Goal of the exercise →
From the entries, copy out every line in which the word "safety" is found.

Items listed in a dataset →
*-*-*

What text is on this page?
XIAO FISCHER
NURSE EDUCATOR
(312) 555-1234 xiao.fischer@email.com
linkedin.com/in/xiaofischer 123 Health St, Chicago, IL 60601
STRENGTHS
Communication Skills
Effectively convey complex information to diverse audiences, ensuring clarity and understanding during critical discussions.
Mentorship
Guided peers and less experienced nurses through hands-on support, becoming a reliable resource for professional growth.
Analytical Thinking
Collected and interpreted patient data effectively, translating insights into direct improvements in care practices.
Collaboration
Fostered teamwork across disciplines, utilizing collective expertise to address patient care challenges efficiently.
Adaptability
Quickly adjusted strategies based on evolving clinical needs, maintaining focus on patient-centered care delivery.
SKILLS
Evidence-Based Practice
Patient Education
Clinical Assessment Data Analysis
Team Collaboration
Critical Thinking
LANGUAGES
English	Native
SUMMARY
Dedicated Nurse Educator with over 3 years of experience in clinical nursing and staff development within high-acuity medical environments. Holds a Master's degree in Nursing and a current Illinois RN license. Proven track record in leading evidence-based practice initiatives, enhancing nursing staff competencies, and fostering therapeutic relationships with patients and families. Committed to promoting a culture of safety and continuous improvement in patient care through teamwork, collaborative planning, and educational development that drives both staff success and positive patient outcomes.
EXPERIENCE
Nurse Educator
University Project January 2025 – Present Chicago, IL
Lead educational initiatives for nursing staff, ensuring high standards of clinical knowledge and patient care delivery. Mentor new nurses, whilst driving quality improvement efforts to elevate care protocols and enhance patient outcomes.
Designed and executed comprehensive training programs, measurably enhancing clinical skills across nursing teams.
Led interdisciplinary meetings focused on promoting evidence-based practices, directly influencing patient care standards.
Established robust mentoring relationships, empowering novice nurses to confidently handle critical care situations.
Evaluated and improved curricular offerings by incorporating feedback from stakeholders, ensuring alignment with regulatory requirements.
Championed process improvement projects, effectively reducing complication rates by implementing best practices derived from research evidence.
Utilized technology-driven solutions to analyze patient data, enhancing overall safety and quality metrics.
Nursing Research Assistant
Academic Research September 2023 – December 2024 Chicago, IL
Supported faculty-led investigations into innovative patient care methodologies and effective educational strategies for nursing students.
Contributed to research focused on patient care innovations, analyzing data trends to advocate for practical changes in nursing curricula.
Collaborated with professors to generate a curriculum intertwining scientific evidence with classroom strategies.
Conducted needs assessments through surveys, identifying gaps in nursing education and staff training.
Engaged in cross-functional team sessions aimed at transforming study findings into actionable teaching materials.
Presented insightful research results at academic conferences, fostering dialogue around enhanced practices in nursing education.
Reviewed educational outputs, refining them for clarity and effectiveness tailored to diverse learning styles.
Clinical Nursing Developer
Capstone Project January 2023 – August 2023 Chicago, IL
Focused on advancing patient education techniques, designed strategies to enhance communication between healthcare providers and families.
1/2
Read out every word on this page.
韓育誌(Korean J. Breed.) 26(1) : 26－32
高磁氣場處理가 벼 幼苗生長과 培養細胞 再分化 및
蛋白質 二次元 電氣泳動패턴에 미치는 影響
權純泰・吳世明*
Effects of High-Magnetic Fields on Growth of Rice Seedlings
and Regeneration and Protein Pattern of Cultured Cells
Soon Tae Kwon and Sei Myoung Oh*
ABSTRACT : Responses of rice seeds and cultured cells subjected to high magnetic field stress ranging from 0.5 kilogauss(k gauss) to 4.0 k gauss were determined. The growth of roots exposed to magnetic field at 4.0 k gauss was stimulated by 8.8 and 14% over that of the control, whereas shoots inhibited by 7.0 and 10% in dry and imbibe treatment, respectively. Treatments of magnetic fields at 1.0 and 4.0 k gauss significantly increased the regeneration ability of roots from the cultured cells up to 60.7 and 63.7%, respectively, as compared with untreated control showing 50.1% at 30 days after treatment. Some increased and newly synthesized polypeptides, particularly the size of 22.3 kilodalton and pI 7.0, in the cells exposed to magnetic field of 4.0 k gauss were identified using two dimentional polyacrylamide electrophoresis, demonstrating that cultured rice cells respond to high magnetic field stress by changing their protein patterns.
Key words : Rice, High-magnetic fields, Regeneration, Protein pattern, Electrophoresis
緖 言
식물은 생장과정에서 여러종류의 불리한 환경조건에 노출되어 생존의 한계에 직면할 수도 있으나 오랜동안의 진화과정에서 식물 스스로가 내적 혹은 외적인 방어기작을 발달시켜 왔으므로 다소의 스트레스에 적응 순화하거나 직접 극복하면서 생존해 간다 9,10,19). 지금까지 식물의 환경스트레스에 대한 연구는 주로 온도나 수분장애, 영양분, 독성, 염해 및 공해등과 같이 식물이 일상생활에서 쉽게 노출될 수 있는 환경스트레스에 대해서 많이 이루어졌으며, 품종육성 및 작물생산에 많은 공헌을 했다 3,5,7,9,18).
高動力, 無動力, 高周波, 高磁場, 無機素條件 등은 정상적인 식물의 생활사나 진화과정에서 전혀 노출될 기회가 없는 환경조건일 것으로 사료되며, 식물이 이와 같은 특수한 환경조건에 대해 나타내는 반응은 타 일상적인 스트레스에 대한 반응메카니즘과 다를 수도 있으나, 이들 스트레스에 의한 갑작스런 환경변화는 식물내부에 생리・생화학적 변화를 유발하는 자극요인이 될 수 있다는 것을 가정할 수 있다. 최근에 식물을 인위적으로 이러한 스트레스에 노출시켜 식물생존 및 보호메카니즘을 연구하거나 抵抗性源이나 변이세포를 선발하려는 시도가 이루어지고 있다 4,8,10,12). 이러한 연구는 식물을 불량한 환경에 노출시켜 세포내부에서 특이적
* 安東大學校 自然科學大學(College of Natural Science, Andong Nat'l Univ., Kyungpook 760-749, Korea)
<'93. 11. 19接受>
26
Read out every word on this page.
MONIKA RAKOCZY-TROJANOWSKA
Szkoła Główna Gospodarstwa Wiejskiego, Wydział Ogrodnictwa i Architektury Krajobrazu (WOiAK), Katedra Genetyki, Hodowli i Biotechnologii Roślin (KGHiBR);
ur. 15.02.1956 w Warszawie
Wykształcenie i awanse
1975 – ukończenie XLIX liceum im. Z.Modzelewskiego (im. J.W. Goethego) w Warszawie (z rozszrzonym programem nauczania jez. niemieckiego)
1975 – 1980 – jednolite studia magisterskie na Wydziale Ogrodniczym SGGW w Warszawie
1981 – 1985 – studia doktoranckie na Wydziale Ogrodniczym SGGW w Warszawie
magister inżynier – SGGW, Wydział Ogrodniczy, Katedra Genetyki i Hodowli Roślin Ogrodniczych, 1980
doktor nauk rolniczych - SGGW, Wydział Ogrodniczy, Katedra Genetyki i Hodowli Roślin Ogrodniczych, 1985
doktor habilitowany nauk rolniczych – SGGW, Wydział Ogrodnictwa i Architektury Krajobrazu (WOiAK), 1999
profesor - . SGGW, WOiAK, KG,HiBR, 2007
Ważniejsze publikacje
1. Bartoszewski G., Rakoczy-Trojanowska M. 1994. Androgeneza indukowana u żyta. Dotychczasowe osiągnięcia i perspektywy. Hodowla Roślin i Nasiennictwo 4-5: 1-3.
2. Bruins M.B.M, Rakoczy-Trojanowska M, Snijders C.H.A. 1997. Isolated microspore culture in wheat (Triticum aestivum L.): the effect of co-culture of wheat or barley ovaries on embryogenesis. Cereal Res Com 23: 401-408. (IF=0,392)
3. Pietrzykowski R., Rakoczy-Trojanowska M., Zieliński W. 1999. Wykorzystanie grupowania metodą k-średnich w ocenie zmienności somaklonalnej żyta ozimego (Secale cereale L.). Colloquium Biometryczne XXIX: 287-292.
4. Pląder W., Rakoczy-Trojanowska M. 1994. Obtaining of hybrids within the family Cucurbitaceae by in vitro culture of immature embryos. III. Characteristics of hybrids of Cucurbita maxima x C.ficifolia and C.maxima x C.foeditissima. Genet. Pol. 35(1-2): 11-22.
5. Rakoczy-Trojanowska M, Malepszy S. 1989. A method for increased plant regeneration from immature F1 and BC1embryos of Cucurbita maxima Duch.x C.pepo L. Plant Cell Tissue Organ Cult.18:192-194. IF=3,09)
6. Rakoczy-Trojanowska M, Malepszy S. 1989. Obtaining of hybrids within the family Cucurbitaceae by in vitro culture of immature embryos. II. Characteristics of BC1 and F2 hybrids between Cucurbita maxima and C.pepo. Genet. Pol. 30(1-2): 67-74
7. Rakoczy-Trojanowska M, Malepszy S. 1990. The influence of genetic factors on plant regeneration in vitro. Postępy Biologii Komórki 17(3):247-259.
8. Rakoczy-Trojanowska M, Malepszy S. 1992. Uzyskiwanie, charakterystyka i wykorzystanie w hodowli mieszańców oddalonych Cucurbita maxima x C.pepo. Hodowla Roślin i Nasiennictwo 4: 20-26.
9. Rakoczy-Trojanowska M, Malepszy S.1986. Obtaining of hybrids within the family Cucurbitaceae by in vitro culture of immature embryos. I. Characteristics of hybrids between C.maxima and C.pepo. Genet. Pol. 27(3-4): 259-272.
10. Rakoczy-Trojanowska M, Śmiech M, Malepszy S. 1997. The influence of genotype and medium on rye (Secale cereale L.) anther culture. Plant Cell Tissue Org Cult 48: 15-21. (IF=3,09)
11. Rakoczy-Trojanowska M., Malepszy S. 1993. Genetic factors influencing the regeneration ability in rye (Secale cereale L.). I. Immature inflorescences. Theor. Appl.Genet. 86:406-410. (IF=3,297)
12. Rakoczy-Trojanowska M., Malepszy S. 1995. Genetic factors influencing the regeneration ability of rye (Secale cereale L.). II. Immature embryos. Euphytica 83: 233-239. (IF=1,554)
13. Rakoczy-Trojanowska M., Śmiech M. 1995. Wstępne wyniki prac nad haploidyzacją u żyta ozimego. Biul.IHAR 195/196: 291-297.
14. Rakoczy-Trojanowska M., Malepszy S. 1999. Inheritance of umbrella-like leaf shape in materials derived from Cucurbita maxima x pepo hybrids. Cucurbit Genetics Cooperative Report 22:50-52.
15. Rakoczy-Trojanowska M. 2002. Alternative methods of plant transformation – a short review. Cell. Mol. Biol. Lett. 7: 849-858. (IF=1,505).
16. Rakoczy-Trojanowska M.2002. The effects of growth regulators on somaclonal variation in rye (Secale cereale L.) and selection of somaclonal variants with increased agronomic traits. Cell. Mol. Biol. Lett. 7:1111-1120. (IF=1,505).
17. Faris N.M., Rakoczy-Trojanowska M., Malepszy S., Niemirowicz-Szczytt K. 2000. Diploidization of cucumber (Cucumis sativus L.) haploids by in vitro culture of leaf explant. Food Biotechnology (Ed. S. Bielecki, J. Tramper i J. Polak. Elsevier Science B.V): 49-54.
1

*-*-*

Reply to the exercise →
Dedicated Nurse Educator with over 3 years of experience in clinical nursing and staff development within high-acuity medical environments. Holds a Master's degree in Nursing and a current Illinois RN license. Proven track record in leading evidence-based practice initiatives, enhancing nursing staff competencies, and fostering therapeutic relationships with patients and families. Committed to promoting a culture of safety and continuous improvement in patient care through teamwork, collaborative planning, and educational development that drives both staff success and positive patient outcomes.
Utilized technology-driven solutions to analyze patient data, enhancing overall safety and quality metrics.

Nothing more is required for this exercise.